_WHAT TO DO_:
Work through the records below and tally every line containing "source". Reply with the total alone.

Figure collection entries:
== == ==

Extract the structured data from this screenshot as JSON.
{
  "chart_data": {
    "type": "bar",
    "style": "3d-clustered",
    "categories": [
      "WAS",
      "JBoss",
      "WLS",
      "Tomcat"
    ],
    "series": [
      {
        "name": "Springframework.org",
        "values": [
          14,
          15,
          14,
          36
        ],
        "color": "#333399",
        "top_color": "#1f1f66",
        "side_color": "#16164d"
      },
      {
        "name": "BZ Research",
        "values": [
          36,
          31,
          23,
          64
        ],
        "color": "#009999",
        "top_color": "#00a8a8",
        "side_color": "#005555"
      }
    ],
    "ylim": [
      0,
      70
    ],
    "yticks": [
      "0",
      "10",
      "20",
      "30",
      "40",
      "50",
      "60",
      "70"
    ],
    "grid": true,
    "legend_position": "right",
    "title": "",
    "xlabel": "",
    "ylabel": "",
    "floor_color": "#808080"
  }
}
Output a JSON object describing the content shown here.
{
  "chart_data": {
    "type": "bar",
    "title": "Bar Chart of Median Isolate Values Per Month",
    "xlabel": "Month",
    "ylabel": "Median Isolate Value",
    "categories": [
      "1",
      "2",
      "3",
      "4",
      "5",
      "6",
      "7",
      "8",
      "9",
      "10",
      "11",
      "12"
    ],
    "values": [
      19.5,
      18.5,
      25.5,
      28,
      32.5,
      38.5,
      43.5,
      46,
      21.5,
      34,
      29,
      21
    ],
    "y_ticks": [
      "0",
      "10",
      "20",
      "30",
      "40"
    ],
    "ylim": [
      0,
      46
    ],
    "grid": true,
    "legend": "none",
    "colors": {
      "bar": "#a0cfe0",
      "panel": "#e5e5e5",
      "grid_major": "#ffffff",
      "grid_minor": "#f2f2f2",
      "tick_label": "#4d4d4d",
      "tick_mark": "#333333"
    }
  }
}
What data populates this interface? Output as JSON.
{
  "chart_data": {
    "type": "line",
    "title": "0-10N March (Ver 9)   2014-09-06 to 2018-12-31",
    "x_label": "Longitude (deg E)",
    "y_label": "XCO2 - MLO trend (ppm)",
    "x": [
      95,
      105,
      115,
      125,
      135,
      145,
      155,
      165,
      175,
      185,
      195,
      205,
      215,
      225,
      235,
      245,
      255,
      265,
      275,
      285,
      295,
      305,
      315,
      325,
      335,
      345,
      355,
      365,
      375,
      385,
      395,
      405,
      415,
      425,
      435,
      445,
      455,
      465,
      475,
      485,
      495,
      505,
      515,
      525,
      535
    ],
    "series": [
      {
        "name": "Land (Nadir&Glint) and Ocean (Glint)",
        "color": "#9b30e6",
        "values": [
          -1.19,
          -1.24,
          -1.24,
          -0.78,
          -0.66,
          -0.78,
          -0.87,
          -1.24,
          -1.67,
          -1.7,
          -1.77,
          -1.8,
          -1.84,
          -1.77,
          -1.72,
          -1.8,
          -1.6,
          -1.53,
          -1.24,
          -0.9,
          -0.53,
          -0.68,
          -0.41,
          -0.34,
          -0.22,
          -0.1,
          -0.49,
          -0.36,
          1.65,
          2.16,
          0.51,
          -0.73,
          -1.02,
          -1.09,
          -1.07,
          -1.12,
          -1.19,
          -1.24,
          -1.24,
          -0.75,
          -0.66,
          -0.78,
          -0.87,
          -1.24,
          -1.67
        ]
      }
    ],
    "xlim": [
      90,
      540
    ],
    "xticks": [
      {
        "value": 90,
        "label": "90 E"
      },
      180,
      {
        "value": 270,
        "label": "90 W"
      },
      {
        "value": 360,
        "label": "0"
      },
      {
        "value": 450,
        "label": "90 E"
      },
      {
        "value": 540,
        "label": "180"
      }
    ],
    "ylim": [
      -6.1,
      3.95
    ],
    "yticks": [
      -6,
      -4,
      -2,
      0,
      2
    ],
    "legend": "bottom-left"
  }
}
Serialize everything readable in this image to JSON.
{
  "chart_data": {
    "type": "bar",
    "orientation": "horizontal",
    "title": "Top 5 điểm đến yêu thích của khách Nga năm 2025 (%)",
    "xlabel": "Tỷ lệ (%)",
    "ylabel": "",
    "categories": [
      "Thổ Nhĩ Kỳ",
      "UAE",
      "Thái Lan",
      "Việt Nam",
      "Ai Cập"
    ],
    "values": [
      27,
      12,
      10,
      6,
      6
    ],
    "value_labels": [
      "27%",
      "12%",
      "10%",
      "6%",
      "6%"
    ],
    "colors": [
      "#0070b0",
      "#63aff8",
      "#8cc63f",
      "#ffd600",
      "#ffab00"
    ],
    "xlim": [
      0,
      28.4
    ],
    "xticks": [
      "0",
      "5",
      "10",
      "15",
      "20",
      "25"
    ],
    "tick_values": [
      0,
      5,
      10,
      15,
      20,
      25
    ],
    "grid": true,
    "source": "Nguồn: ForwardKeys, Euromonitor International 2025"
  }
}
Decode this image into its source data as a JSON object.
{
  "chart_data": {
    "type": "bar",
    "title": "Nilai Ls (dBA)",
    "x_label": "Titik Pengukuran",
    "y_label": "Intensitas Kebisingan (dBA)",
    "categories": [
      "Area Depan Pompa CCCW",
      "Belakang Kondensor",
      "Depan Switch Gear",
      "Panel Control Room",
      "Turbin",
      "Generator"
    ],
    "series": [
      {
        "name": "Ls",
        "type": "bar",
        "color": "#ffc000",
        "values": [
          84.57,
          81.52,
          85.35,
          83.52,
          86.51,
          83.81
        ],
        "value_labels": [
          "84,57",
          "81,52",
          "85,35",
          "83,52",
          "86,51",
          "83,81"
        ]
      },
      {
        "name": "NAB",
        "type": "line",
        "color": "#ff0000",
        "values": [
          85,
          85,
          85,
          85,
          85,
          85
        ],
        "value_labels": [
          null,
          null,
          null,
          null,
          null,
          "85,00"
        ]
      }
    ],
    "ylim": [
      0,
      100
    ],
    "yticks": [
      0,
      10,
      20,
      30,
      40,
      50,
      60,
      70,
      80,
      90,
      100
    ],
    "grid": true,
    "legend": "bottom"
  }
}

== == ==

_OUTPUT OF THE EXERCISE_:
2